* _The request_
How many lines hold the string "Lower"? Give only the number.

[Figure collection entries]

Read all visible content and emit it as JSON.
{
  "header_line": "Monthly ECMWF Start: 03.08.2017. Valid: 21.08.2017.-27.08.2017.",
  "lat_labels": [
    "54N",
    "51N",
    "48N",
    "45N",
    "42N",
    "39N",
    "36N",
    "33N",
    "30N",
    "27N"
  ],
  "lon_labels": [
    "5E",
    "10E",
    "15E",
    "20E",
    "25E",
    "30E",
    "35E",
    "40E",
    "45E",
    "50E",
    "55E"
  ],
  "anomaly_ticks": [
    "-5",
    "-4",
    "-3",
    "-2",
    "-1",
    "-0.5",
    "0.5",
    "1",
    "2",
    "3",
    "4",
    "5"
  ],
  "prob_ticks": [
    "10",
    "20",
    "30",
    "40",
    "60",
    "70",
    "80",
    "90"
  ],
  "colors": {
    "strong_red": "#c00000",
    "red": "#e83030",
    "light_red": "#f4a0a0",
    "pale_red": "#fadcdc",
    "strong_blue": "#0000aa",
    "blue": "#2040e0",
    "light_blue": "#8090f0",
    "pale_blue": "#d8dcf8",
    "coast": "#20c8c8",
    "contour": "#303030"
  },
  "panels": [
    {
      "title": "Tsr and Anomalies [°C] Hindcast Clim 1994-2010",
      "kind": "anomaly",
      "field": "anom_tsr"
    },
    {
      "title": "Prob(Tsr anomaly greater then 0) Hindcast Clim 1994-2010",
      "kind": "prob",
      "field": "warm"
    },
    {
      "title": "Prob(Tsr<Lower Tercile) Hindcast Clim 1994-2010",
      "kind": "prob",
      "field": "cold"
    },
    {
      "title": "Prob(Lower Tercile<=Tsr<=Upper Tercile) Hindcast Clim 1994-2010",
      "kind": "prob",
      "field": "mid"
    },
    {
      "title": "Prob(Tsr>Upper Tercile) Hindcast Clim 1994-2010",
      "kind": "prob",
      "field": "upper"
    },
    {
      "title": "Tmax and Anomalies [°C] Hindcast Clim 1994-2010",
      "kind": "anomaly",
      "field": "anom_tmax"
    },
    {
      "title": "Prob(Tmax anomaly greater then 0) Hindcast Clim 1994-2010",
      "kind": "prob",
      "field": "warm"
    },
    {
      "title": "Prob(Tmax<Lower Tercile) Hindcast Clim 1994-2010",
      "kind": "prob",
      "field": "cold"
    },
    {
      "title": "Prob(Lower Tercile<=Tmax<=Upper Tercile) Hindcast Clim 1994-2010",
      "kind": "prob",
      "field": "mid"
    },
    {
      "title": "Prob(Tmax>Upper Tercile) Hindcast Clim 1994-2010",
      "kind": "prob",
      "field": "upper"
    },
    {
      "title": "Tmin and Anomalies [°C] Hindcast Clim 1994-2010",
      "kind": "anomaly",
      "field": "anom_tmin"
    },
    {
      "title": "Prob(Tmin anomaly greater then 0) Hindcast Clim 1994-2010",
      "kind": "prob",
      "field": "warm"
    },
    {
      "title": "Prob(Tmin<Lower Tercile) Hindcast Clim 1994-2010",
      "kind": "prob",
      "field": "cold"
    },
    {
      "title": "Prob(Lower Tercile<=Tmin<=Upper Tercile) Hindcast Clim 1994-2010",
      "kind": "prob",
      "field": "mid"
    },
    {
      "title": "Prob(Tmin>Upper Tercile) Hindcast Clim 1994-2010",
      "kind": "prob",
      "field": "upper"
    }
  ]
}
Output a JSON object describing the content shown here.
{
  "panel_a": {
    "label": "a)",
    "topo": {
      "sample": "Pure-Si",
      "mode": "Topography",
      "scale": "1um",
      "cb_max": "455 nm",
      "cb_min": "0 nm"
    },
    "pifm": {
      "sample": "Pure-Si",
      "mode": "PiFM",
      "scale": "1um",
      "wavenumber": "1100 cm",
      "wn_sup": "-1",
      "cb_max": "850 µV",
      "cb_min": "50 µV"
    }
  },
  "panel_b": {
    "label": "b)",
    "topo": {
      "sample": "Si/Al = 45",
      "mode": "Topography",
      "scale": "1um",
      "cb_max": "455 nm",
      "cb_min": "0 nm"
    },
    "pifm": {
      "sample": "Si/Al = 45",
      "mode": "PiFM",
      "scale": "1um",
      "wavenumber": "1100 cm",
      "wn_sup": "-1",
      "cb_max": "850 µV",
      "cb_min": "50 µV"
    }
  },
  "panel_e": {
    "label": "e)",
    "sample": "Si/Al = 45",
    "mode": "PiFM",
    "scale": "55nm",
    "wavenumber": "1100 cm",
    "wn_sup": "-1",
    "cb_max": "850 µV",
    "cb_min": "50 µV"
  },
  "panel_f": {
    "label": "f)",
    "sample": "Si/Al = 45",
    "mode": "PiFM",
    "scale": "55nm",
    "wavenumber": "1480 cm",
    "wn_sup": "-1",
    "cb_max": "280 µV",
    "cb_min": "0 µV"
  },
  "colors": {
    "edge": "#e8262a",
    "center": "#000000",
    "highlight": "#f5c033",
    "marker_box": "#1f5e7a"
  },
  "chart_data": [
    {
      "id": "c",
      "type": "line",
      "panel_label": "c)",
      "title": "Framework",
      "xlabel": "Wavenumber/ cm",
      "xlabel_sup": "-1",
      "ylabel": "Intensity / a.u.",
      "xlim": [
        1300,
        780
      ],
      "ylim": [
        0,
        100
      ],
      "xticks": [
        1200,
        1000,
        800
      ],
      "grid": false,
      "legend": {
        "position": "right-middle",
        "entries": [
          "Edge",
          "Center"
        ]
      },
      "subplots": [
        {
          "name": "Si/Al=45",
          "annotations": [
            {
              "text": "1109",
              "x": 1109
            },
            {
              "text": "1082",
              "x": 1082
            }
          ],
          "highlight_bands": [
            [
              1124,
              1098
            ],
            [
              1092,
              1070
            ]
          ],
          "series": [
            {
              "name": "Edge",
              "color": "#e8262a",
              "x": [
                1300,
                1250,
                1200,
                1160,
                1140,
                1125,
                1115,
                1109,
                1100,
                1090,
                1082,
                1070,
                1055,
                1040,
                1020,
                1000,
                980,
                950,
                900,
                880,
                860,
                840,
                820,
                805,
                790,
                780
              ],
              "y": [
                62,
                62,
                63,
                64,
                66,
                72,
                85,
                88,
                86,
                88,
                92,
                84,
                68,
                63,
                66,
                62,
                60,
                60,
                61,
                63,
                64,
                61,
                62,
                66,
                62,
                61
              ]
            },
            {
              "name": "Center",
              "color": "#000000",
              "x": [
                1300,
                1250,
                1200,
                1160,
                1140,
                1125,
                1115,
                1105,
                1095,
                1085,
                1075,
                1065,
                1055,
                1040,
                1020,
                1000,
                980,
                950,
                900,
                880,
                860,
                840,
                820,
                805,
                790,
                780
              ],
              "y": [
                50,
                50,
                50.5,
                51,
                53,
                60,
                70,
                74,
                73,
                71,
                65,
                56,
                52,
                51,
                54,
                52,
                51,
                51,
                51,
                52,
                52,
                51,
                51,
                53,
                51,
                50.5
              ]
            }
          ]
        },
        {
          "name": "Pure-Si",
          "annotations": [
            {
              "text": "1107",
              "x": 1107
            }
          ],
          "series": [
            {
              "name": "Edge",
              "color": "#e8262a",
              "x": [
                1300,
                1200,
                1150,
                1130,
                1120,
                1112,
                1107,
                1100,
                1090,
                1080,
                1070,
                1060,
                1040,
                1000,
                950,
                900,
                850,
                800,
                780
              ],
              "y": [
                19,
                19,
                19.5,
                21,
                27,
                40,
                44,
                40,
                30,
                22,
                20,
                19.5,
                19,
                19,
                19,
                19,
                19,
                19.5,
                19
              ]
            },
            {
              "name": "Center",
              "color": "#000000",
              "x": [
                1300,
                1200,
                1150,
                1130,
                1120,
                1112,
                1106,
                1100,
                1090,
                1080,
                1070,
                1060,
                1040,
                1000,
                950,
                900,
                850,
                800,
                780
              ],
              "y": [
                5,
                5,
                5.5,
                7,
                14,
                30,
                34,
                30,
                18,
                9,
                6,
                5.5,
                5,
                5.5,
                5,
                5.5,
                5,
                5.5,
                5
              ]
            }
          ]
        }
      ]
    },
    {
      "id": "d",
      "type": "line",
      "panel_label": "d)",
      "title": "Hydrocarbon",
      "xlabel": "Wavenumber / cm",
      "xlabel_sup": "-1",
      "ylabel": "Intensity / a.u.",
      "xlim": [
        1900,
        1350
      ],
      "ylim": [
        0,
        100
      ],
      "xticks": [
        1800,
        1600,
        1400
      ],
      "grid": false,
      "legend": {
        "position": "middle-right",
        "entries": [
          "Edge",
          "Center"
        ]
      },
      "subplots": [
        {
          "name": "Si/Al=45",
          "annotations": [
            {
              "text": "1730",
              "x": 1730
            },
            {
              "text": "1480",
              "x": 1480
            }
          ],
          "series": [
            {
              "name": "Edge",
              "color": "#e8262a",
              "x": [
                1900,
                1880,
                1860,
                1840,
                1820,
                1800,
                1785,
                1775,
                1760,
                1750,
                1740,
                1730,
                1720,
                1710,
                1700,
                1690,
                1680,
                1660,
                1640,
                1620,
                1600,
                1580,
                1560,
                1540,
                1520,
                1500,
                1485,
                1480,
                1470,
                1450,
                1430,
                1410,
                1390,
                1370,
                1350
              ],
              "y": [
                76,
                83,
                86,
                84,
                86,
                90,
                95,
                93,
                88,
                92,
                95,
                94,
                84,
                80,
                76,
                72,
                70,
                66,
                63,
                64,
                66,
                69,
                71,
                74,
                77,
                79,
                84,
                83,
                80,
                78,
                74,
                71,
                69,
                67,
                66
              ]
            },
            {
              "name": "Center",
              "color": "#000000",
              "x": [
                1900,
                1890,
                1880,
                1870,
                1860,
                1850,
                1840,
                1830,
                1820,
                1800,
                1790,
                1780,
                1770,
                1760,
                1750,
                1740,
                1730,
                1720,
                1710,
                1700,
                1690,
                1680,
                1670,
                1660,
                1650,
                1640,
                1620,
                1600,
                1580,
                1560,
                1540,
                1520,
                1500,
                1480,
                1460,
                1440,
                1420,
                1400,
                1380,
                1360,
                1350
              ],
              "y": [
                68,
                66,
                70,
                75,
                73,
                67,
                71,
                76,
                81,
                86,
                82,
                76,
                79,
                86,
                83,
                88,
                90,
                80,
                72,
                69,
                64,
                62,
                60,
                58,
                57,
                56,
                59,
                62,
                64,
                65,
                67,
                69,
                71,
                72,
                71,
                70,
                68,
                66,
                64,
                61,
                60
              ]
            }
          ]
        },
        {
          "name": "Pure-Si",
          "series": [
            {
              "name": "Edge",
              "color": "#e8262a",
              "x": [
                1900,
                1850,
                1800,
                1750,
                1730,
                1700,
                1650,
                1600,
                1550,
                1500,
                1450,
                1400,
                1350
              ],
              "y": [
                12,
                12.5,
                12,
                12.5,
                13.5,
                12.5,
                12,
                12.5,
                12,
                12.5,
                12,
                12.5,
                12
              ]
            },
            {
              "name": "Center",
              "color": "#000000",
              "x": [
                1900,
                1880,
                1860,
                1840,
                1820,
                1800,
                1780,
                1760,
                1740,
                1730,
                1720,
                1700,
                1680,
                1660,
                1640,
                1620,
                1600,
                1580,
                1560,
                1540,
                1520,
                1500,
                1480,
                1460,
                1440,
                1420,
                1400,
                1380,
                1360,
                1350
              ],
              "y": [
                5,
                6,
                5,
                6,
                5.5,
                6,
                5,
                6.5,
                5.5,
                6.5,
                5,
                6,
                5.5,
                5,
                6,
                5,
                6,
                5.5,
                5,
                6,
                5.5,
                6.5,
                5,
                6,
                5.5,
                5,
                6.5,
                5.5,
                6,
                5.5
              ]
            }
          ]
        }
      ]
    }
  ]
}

* _Solution to this task_
6